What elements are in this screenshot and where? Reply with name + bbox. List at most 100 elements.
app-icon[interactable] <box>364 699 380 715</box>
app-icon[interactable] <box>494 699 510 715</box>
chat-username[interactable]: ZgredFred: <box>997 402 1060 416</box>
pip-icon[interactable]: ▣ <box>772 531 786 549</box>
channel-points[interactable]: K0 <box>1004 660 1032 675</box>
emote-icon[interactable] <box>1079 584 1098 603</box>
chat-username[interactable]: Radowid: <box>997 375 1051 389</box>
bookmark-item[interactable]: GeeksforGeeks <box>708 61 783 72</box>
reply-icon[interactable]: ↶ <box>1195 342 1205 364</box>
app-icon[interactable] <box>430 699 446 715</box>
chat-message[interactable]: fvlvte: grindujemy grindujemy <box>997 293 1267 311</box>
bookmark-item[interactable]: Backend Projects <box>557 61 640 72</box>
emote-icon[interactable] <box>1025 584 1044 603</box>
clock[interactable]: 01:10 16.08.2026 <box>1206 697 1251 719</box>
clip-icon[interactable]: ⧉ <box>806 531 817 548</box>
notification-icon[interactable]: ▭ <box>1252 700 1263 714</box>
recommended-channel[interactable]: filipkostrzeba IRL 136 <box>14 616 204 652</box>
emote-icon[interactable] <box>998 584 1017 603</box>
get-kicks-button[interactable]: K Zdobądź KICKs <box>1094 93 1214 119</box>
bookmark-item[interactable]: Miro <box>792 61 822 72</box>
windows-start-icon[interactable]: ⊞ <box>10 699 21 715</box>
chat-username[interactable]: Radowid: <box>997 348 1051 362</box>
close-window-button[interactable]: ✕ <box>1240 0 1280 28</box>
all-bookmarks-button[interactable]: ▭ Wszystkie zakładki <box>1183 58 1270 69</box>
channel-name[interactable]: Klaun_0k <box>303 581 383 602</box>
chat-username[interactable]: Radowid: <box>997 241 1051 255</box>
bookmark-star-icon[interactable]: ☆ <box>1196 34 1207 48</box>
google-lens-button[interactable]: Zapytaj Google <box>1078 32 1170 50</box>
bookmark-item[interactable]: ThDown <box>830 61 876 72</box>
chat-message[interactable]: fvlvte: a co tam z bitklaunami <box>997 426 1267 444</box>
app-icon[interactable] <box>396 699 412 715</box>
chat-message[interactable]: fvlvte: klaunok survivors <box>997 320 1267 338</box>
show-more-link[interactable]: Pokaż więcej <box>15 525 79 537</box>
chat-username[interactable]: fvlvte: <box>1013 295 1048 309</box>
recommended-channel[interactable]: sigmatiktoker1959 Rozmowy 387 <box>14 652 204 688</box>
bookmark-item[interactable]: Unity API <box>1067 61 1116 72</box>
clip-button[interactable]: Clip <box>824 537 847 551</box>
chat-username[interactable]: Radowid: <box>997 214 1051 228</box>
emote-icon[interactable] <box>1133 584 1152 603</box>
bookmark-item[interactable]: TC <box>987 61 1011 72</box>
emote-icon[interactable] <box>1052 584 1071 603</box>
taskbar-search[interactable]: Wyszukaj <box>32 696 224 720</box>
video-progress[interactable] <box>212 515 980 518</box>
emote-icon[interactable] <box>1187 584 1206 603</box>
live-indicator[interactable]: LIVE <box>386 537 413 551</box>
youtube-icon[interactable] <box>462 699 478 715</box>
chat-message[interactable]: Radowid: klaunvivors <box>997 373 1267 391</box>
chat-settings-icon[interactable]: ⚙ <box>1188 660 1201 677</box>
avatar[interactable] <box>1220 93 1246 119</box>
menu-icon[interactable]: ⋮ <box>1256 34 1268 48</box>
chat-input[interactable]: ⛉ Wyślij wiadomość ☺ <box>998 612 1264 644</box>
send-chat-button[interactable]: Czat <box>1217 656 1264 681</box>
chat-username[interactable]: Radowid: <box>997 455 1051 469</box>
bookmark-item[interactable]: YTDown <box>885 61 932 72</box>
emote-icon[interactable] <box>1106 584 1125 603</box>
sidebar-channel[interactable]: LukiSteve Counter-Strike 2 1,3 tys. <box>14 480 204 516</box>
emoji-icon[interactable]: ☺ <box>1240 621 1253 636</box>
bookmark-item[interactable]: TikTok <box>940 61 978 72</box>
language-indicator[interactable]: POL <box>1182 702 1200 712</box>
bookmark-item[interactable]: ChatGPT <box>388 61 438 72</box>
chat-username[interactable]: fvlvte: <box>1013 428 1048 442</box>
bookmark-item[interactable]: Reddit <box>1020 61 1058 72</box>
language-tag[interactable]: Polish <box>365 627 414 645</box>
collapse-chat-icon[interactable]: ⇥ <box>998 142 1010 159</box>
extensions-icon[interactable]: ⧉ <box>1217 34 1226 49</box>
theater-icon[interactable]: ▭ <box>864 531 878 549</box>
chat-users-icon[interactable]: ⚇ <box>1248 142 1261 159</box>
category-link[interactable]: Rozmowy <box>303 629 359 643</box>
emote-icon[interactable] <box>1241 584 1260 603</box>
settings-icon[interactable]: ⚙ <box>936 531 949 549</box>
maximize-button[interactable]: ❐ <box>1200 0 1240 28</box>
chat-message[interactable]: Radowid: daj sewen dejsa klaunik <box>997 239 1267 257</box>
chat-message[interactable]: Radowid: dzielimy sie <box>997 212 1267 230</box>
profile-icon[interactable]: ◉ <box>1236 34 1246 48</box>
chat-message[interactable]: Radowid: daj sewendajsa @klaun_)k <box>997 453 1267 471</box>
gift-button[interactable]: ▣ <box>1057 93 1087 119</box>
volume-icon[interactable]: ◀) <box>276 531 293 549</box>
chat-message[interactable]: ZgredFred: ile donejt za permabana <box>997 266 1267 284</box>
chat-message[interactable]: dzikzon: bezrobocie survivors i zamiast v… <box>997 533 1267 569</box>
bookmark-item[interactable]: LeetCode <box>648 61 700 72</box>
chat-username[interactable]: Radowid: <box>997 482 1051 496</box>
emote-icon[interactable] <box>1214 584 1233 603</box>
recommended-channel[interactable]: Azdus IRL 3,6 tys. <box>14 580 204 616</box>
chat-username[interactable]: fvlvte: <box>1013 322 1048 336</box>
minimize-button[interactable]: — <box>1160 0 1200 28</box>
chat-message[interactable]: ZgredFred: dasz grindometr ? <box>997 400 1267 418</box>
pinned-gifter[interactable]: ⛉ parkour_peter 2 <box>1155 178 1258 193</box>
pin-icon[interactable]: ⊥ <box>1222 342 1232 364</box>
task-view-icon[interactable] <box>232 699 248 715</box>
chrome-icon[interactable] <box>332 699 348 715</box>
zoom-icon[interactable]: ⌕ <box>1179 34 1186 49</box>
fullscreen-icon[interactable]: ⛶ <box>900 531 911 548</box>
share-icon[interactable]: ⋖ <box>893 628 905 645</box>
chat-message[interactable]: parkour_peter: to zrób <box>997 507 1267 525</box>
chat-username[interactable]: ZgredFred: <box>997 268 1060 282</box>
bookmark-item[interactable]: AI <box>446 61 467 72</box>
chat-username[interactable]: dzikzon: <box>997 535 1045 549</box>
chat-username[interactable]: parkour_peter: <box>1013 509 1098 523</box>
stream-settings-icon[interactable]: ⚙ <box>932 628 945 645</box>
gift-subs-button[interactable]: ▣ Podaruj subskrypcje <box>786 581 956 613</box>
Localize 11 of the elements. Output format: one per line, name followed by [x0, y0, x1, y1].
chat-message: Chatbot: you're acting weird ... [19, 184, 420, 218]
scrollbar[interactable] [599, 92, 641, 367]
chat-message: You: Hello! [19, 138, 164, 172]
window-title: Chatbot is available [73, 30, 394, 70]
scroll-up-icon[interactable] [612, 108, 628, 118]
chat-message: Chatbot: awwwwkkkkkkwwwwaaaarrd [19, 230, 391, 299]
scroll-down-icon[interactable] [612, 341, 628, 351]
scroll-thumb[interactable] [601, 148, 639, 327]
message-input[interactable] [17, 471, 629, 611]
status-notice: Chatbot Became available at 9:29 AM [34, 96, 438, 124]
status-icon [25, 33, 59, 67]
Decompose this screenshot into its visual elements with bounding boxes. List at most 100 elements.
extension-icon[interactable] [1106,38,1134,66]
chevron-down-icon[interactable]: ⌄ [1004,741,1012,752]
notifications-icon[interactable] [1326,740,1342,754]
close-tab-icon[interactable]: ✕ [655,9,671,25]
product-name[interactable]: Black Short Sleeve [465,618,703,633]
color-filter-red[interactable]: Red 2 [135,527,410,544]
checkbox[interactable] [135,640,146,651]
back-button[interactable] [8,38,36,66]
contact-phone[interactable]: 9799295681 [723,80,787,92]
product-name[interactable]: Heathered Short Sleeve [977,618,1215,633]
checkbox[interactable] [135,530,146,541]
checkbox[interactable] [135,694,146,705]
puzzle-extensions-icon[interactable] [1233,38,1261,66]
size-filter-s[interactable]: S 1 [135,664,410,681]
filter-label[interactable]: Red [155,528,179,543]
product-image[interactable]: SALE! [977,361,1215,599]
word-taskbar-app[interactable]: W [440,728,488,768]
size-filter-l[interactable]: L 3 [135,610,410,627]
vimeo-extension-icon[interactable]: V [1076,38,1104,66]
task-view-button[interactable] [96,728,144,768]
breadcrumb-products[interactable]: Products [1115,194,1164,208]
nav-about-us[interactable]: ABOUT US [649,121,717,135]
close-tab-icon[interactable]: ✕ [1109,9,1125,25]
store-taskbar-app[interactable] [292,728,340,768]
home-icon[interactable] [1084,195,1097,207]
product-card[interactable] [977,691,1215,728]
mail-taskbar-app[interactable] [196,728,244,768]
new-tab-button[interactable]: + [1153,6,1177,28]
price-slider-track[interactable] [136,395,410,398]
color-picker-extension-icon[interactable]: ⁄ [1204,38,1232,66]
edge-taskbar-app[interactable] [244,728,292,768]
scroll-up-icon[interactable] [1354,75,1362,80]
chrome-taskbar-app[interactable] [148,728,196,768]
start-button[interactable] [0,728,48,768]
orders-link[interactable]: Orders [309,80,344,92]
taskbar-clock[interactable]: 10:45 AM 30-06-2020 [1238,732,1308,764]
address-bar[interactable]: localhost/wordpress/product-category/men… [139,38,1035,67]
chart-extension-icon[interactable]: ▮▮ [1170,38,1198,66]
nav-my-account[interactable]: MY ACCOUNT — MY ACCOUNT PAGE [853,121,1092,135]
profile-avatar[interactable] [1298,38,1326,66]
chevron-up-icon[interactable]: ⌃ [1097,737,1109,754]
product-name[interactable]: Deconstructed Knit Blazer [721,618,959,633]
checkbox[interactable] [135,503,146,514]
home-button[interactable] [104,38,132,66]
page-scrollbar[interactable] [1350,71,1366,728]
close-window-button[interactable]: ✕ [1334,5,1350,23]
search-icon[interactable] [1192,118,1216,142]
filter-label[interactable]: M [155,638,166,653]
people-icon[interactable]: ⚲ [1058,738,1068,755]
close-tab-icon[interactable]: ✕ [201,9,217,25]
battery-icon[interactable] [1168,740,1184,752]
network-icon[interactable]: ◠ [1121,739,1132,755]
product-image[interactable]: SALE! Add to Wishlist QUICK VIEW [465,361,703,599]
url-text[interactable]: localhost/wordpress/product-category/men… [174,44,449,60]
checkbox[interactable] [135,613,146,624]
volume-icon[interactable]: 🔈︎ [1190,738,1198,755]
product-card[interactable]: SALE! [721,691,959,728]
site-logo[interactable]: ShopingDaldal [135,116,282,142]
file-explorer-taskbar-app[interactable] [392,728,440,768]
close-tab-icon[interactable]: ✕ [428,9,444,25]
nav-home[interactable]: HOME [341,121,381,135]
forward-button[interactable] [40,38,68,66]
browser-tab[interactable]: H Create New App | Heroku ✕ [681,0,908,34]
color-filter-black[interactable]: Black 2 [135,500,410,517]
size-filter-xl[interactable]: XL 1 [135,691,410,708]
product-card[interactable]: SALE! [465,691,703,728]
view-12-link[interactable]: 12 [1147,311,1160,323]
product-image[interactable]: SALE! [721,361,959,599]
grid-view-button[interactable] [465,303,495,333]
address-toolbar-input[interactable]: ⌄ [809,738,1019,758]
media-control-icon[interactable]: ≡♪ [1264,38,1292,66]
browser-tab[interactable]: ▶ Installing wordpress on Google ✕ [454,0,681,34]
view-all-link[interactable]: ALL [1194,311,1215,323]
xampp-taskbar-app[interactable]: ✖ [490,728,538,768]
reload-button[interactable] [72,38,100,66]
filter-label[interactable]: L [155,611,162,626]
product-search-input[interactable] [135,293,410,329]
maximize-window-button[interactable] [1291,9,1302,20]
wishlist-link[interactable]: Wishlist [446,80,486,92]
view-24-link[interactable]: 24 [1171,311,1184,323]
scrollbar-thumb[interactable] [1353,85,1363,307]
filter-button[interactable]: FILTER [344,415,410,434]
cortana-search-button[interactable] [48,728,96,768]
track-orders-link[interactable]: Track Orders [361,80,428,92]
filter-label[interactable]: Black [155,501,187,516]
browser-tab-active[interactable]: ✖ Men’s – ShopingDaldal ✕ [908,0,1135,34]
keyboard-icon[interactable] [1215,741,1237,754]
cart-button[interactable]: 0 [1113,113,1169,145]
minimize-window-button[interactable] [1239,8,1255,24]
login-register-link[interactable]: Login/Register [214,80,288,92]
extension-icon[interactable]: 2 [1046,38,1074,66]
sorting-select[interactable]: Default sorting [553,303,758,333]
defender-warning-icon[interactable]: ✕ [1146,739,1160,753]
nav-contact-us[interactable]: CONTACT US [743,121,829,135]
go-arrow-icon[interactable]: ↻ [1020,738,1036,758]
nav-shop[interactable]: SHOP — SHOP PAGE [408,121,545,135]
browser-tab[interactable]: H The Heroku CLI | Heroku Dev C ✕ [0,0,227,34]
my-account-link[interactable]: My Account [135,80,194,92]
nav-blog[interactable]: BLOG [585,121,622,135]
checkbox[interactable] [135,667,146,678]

********************

Copy the items word for word, from the first line through the line containing "recommended-channel[interactable]: filipkostrzeba IRL", including both.

What elements are in this screenshot and where? Reply with name + bbox. List at most 100 elements.
app-icon[interactable] <box>364 699 380 715</box>
app-icon[interactable] <box>494 699 510 715</box>
chat-username[interactable]: ZgredFred: <box>997 402 1060 416</box>
pip-icon[interactable]: ▣ <box>772 531 786 549</box>
channel-points[interactable]: K0 <box>1004 660 1032 675</box>
emote-icon[interactable] <box>1079 584 1098 603</box>
chat-username[interactable]: Radowid: <box>997 375 1051 389</box>
bookmark-item[interactable]: GeeksforGeeks <box>708 61 783 72</box>
reply-icon[interactable]: ↶ <box>1195 342 1205 364</box>
app-icon[interactable] <box>430 699 446 715</box>
chat-message[interactable]: fvlvte: grindujemy grindujemy <box>997 293 1267 311</box>
bookmark-item[interactable]: Backend Projects <box>557 61 640 72</box>
emote-icon[interactable] <box>1025 584 1044 603</box>
clock[interactable]: 01:10 16.08.2026 <box>1206 697 1251 719</box>
clip-icon[interactable]: ⧉ <box>806 531 817 548</box>
notification-icon[interactable]: ▭ <box>1252 700 1263 714</box>
recommended-channel[interactable]: filipkostrzeba IRL 136 <box>14 616 204 652</box>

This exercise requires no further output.